→ Written problem
Copy out the rows from the line with "element-tile-db: 105 Db" to the line with "640, 437, 661]", keeping both of those lines and every line between them unchanged.

→ Dataset content
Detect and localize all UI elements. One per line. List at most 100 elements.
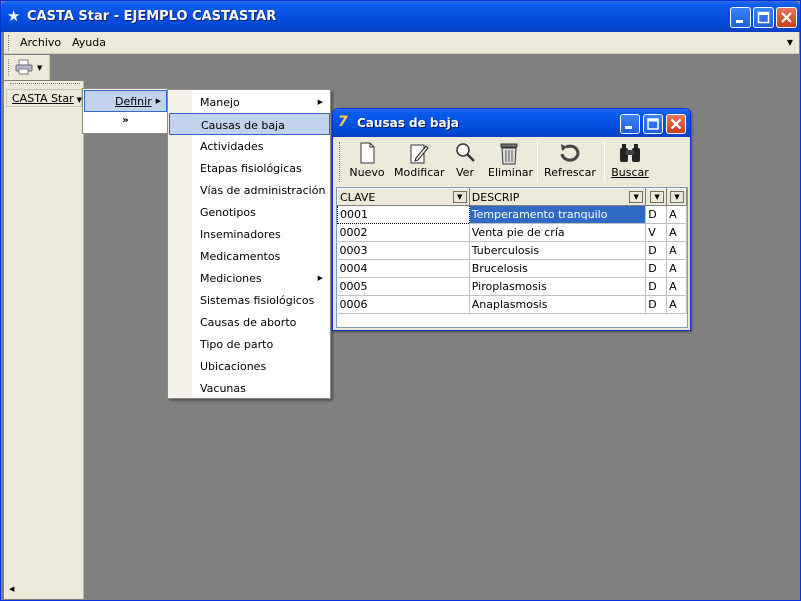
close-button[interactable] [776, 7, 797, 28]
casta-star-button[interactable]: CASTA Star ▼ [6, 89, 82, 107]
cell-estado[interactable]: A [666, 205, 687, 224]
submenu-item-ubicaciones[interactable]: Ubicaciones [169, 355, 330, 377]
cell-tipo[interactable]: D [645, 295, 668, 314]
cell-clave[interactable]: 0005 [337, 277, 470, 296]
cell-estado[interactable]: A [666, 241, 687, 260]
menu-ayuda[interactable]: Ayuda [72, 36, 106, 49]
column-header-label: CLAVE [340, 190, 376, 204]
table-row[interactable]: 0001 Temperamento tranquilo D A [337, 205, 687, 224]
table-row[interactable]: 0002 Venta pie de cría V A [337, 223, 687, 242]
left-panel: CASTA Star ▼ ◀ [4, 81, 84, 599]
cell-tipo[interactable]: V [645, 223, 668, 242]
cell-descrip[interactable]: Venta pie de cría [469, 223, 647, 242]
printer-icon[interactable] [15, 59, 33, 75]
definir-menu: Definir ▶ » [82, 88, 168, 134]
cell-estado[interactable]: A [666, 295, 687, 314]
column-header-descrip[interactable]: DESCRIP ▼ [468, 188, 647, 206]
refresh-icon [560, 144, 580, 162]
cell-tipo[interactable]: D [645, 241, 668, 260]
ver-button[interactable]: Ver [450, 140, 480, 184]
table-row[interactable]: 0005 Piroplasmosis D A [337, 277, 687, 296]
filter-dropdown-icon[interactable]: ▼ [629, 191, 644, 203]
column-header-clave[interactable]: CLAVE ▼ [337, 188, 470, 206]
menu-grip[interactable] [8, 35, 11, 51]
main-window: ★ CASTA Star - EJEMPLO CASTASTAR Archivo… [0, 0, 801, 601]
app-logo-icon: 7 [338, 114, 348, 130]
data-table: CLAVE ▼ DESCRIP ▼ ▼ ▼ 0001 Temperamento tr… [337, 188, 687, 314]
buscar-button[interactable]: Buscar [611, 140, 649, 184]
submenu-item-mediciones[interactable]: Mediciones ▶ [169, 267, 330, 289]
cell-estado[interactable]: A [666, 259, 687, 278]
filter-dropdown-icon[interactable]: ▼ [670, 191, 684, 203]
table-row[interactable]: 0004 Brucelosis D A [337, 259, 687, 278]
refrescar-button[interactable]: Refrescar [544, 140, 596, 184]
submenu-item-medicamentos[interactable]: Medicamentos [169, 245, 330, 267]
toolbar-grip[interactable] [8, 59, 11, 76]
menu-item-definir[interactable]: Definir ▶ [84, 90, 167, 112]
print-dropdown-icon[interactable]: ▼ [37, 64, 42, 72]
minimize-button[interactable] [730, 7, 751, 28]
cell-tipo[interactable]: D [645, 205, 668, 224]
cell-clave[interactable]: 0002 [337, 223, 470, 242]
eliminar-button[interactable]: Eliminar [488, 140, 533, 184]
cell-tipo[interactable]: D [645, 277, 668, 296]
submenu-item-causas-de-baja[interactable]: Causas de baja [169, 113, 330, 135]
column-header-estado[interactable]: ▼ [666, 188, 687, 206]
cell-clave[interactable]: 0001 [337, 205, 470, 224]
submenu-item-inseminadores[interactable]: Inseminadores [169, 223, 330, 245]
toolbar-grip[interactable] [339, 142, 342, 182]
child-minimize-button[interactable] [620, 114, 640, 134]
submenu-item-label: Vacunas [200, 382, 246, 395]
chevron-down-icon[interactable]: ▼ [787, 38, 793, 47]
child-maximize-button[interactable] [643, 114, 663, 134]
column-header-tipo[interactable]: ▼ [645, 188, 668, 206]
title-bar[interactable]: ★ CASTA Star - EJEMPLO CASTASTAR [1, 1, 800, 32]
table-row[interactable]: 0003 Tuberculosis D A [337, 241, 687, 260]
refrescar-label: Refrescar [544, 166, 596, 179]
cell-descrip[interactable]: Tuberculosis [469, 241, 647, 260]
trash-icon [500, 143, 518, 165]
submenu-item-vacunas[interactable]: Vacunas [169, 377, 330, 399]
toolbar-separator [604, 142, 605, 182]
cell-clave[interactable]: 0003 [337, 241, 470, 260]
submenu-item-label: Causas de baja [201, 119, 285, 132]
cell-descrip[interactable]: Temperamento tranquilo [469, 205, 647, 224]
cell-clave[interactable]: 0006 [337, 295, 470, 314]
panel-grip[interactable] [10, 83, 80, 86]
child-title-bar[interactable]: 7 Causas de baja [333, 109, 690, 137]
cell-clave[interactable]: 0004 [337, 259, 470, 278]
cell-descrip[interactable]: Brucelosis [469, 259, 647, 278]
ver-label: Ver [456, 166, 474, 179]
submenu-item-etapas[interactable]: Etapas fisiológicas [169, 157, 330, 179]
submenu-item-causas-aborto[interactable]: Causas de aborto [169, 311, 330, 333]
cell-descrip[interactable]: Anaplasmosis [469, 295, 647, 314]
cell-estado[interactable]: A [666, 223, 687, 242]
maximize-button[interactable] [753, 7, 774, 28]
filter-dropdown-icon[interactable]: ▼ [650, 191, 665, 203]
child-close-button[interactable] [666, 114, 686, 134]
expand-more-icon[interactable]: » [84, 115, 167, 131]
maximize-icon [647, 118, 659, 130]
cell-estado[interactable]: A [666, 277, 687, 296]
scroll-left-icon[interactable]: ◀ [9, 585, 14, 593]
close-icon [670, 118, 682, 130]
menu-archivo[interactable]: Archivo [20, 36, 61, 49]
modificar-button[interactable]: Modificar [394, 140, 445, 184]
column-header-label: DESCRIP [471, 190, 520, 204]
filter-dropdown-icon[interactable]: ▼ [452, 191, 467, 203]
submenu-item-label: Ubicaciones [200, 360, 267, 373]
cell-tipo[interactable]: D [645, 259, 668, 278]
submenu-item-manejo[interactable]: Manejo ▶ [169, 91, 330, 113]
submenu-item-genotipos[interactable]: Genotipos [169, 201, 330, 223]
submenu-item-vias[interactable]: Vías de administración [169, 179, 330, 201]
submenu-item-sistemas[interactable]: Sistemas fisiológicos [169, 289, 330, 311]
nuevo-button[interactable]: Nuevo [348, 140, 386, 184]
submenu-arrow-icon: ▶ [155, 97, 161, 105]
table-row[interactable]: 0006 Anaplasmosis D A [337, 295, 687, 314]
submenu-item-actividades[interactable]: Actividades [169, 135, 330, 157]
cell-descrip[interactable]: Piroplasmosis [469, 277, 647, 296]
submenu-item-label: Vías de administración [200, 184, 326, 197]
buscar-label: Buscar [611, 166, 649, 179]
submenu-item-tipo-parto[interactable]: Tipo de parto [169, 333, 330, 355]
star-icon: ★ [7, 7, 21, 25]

==

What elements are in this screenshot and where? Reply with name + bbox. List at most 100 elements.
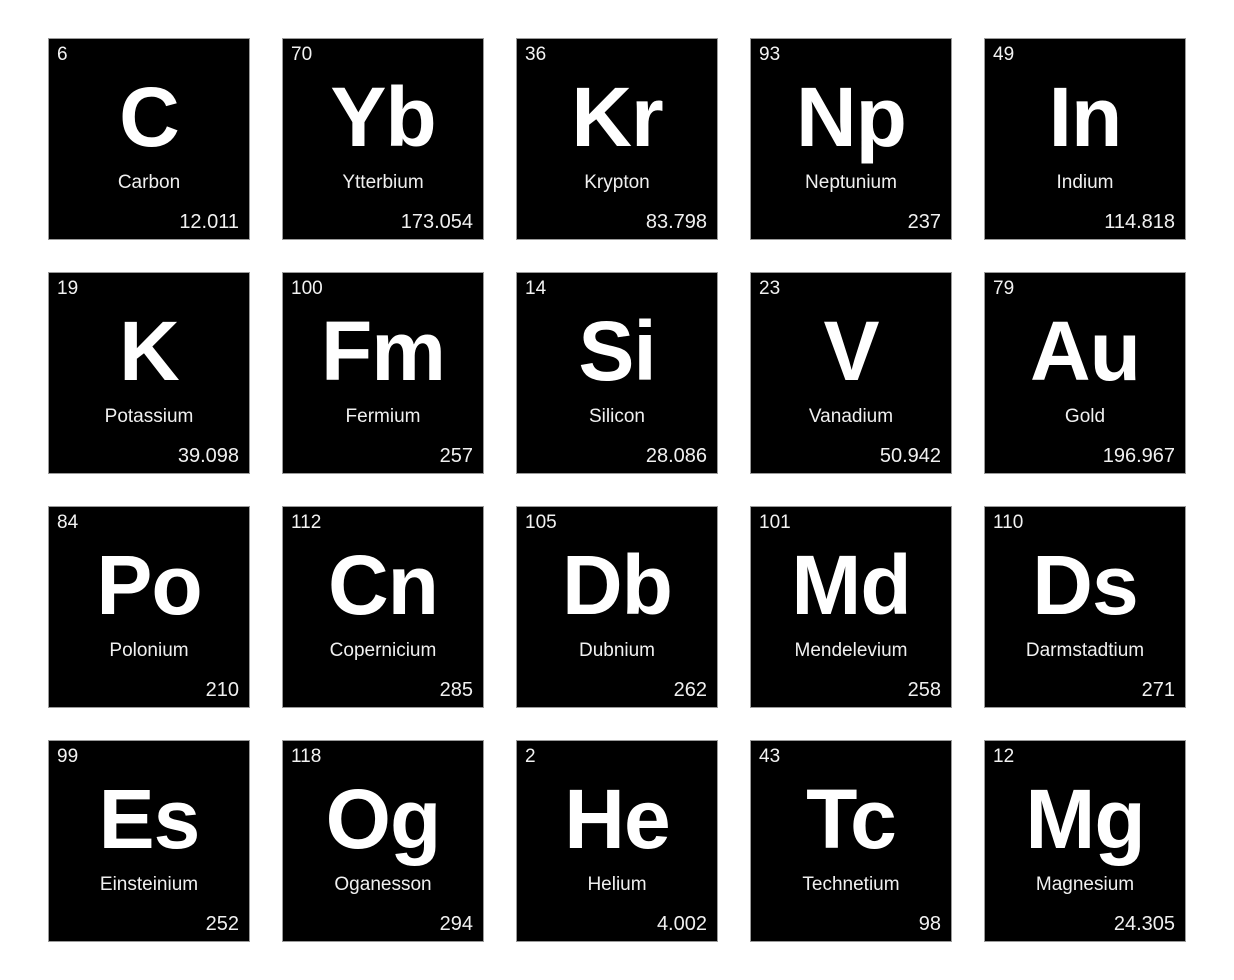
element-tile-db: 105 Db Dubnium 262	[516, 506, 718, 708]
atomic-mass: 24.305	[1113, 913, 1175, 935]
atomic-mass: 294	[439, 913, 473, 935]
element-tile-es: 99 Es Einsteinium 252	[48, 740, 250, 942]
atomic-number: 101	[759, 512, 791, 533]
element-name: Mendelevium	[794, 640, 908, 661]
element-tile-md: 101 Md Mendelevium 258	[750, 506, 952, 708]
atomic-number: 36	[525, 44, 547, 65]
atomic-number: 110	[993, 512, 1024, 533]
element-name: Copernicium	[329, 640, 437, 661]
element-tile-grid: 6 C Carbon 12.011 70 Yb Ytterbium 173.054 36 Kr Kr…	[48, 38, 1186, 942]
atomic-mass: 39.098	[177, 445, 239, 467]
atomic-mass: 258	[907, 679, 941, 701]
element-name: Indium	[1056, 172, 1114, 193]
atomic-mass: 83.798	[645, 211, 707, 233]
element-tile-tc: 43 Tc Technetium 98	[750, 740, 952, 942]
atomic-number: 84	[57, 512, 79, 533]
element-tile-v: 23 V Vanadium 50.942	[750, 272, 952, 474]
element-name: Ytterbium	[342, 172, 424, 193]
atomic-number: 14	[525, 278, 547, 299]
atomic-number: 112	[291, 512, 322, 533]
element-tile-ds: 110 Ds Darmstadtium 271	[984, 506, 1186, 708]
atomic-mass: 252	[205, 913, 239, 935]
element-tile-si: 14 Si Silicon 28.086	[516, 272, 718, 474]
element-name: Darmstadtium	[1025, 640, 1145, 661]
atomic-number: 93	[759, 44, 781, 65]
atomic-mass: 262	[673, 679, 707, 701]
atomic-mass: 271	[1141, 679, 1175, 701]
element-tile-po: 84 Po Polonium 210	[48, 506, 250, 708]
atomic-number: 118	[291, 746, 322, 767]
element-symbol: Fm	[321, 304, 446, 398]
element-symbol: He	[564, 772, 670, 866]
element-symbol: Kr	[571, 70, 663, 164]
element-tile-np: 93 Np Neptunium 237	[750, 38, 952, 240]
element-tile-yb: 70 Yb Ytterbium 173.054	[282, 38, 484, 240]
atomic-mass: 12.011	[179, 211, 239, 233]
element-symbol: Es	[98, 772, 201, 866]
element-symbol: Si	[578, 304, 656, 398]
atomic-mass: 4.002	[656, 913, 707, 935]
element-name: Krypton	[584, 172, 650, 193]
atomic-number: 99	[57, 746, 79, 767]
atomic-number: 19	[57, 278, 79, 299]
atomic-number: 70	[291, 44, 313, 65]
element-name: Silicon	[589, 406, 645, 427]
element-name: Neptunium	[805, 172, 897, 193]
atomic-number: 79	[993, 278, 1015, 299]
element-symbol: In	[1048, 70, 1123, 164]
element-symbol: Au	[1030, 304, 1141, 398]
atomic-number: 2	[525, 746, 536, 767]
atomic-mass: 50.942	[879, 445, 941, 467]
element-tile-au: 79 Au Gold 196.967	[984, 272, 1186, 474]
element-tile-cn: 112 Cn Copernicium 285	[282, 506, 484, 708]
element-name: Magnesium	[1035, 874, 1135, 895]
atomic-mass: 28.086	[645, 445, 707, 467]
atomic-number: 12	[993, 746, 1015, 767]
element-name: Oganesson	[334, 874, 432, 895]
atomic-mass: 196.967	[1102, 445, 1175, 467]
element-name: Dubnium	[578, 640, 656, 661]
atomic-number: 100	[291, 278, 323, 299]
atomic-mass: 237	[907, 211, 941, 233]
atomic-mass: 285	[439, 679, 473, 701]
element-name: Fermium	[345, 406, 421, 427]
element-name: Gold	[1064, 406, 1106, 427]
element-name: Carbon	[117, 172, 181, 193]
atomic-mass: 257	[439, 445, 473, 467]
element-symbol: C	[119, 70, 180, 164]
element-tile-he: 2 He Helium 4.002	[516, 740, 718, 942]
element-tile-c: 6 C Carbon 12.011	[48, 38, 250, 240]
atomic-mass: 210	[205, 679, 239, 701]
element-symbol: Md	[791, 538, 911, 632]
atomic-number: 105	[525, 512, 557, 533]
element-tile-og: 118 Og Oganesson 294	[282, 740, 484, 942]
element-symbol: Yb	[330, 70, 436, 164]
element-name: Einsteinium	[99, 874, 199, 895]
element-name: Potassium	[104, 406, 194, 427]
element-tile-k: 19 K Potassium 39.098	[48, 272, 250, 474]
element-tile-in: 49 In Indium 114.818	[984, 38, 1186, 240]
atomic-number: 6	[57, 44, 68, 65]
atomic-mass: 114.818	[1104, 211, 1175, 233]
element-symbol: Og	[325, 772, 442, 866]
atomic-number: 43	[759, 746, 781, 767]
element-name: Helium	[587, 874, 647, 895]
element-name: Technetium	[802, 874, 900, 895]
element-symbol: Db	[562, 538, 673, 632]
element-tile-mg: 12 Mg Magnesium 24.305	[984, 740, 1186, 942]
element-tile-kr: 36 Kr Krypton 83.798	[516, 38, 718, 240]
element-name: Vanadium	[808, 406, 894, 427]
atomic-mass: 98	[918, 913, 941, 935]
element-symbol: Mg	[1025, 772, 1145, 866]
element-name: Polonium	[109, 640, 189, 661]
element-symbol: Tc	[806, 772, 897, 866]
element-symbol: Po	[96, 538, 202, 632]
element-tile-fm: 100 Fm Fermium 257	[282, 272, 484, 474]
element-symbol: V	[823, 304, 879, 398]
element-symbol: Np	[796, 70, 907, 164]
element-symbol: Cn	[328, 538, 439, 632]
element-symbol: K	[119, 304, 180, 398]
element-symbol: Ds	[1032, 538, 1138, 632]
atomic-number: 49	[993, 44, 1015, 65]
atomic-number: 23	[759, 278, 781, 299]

--

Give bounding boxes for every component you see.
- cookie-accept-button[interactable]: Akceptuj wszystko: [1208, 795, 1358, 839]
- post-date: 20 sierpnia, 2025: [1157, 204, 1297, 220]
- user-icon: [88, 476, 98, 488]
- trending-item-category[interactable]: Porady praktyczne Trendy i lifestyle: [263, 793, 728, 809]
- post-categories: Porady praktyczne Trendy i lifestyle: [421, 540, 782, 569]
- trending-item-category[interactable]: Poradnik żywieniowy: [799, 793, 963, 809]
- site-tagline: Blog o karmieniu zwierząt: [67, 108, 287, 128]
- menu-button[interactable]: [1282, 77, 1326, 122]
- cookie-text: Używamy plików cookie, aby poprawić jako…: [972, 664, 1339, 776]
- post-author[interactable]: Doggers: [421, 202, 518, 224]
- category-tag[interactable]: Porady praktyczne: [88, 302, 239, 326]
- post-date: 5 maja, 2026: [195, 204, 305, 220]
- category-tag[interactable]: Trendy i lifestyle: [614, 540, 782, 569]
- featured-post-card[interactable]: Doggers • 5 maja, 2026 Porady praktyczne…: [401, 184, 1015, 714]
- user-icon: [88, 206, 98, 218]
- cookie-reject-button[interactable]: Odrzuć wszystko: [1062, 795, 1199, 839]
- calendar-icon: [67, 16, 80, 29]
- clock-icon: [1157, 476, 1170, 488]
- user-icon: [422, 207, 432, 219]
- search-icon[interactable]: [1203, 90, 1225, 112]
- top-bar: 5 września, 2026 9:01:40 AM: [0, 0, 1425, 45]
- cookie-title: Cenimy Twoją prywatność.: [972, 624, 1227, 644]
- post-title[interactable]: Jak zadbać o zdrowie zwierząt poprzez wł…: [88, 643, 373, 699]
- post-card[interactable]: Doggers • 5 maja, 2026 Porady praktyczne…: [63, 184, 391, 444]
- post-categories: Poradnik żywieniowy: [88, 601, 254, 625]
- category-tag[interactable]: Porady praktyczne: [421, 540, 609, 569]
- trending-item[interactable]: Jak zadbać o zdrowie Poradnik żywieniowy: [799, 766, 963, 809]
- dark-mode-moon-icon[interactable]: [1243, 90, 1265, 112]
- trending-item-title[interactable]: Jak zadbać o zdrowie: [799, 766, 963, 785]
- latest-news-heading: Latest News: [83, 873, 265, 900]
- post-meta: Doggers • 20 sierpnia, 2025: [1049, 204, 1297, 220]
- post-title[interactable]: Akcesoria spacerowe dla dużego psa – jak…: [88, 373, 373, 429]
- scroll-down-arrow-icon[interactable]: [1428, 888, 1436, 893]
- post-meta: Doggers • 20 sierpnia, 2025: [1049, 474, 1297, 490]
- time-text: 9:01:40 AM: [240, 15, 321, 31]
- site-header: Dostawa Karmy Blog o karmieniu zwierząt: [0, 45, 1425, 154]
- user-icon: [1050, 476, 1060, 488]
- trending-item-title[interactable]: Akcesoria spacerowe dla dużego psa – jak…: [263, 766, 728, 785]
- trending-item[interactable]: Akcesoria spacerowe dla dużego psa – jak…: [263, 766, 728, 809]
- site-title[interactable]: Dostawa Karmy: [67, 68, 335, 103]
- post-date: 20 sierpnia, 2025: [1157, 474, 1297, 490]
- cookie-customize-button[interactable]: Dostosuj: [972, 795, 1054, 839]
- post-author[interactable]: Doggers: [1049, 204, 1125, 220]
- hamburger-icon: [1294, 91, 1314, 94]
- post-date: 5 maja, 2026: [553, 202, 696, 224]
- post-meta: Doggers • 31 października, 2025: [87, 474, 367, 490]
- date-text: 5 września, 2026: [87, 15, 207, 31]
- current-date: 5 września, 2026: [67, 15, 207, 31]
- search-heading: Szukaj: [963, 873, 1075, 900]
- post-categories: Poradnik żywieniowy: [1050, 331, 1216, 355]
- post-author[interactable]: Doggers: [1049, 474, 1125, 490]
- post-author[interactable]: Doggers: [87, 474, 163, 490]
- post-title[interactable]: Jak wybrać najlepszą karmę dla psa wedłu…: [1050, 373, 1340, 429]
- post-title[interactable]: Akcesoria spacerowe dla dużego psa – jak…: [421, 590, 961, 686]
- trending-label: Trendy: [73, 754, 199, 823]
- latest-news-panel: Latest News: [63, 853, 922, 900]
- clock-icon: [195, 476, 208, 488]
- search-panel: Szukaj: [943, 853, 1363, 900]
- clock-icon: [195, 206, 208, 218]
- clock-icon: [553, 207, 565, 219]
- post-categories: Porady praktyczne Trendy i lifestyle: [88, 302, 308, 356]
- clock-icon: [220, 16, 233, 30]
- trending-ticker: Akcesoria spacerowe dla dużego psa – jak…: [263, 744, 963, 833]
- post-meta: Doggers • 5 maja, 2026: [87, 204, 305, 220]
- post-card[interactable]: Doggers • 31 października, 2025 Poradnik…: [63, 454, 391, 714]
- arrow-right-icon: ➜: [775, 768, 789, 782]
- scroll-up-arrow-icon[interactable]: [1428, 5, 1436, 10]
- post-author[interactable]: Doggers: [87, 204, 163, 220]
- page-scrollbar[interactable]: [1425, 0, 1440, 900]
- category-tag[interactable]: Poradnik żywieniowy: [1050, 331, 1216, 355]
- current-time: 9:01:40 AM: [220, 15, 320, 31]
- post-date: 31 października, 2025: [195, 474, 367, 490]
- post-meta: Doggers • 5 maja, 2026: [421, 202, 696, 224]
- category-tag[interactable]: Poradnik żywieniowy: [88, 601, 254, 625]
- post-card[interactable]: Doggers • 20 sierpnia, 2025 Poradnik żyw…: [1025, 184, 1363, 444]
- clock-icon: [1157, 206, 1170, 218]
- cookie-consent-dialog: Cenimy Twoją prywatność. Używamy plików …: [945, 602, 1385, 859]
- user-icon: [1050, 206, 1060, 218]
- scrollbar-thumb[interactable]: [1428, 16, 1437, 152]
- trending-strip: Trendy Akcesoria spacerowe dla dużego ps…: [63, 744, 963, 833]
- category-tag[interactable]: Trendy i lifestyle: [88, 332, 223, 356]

→ Output
element-tile-db: 105 Db Dubnium 262	[516, 506, 718, 708]
atomic-mass: 24.305	[1113, 913, 1175, 935]
atomic-mass: 294	[439, 913, 473, 935]
element-tile-es: 99 Es Einsteinium 252	[48, 740, 250, 942]
atomic-number: 101	[759, 512, 791, 533]
element-name: Mendelevium	[794, 640, 908, 661]
element-tile-md: 101 Md Mendelevium 258	[750, 506, 952, 708]
atomic-number: 36	[525, 44, 547, 65]
atomic-number: 110	[993, 512, 1024, 533]
element-name: Copernicium	[329, 640, 437, 661]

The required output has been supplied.